■ Task details ■
Could you write out every entry exactly as it stands?

■ Stored records ■
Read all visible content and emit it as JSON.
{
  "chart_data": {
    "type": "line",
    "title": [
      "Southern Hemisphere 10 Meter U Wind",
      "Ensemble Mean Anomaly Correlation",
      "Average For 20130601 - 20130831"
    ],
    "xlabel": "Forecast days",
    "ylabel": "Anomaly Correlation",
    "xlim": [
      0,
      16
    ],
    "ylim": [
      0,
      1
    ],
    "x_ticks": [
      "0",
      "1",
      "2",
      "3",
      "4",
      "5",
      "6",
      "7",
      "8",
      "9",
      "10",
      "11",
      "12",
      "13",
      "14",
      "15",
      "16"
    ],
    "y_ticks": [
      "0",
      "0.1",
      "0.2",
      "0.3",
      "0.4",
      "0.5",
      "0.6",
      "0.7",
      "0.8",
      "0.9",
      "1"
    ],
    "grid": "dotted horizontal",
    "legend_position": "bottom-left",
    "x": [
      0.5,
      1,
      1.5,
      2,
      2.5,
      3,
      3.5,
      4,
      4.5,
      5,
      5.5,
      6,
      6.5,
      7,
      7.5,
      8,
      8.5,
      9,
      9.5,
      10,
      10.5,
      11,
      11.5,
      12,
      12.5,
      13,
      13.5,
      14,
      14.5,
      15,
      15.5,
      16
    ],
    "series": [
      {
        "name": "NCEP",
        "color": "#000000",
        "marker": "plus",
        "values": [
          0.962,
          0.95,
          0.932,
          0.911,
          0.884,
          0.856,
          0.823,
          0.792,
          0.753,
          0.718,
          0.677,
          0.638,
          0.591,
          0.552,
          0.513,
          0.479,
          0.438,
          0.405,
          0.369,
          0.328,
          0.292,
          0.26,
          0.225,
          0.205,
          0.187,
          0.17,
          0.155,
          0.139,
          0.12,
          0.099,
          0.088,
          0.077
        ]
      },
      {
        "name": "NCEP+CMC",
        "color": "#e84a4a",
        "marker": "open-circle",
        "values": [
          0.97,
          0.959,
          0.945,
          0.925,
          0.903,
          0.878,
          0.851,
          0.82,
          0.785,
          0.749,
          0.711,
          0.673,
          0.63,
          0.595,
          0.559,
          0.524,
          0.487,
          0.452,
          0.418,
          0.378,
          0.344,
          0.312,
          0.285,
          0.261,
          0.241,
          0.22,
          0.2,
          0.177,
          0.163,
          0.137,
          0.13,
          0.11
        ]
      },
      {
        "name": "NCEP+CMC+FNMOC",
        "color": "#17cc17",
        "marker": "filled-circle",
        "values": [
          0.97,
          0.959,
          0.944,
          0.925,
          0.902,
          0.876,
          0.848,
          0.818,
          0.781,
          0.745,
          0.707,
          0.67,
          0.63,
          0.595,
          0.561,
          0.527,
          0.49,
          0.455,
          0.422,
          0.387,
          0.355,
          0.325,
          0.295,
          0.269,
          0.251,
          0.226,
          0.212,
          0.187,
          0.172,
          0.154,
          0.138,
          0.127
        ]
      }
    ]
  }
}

■ Written answer ■
Read all visible content and emit it as JSON.
{
  "chart_data": {
    "type": "line",
    "title": [
      "Southern Hemisphere 10 Meter U Wind",
      "Ensemble Mean Anomaly Correlation",
      "Average For 20130601 - 20130831"
    ],
    "xlabel": "Forecast days",
    "ylabel": "Anomaly Correlation",
    "xlim": [
      0,
      16
    ],
    "ylim": [
      0,
      1
    ],
    "x_ticks": [
      "0",
      "1",
      "2",
      "3",
      "4",
      "5",
      "6",
      "7",
      "8",
      "9",
      "10",
      "11",
      "12",
      "13",
      "14",
      "15",
      "16"
    ],
    "y_ticks": [
      "0",
      "0.1",
      "0.2",
      "0.3",
      "0.4",
      "0.5",
      "0.6",
      "0.7",
      "0.8",
      "0.9",
      "1"
    ],
    "grid": "dotted horizontal",
    "legend_position": "bottom-left",
    "x": [
      0.5,
      1,
      1.5,
      2,
      2.5,
      3,
      3.5,
      4,
      4.5,
      5,
      5.5,
      6,
      6.5,
      7,
      7.5,
      8,
      8.5,
      9,
      9.5,
      10,
      10.5,
      11,
      11.5,
      12,
      12.5,
      13,
      13.5,
      14,
      14.5,
      15,
      15.5,
      16
    ],
    "series": [
      {
        "name": "NCEP",
        "color": "#000000",
        "marker": "plus",
        "values": [
          0.962,
          0.95,
          0.932,
          0.911,
          0.884,
          0.856,
          0.823,
          0.792,
          0.753,
          0.718,
          0.677,
          0.638,
          0.591,
          0.552,
          0.513,
          0.479,
          0.438,
          0.405,
          0.369,
          0.328,
          0.292,
          0.26,
          0.225,
          0.205,
          0.187,
          0.17,
          0.155,
          0.139,
          0.12,
          0.099,
          0.088,
          0.077
        ]
      },
      {
        "name": "NCEP+CMC",
        "color": "#e84a4a",
        "marker": "open-circle",
        "values": [
          0.97,
          0.959,
          0.945,
          0.925,
          0.903,
          0.878,
          0.851,
          0.82,
          0.785,
          0.749,
          0.711,
          0.673,
          0.63,
          0.595,
          0.559,
          0.524,
          0.487,
          0.452,
          0.418,
          0.378,
          0.344,
          0.312,
          0.285,
          0.261,
          0.241,
          0.22,
          0.2,
          0.177,
          0.163,
          0.137,
          0.13,
          0.11
        ]
      },
      {
        "name": "NCEP+CMC+FNMOC",
        "color": "#17cc17",
        "marker": "filled-circle",
        "values": [
          0.97,
          0.959,
          0.944,
          0.925,
          0.902,
          0.876,
          0.848,
          0.818,
          0.781,
          0.745,
          0.707,
          0.67,
          0.63,
          0.595,
          0.561,
          0.527,
          0.49,
          0.455,
          0.422,
          0.387,
          0.355,
          0.325,
          0.295,
          0.269,
          0.251,
          0.226,
          0.212,
          0.187,
          0.172,
          0.154,
          0.138,
          0.127
        ]
      }
    ]
  }
}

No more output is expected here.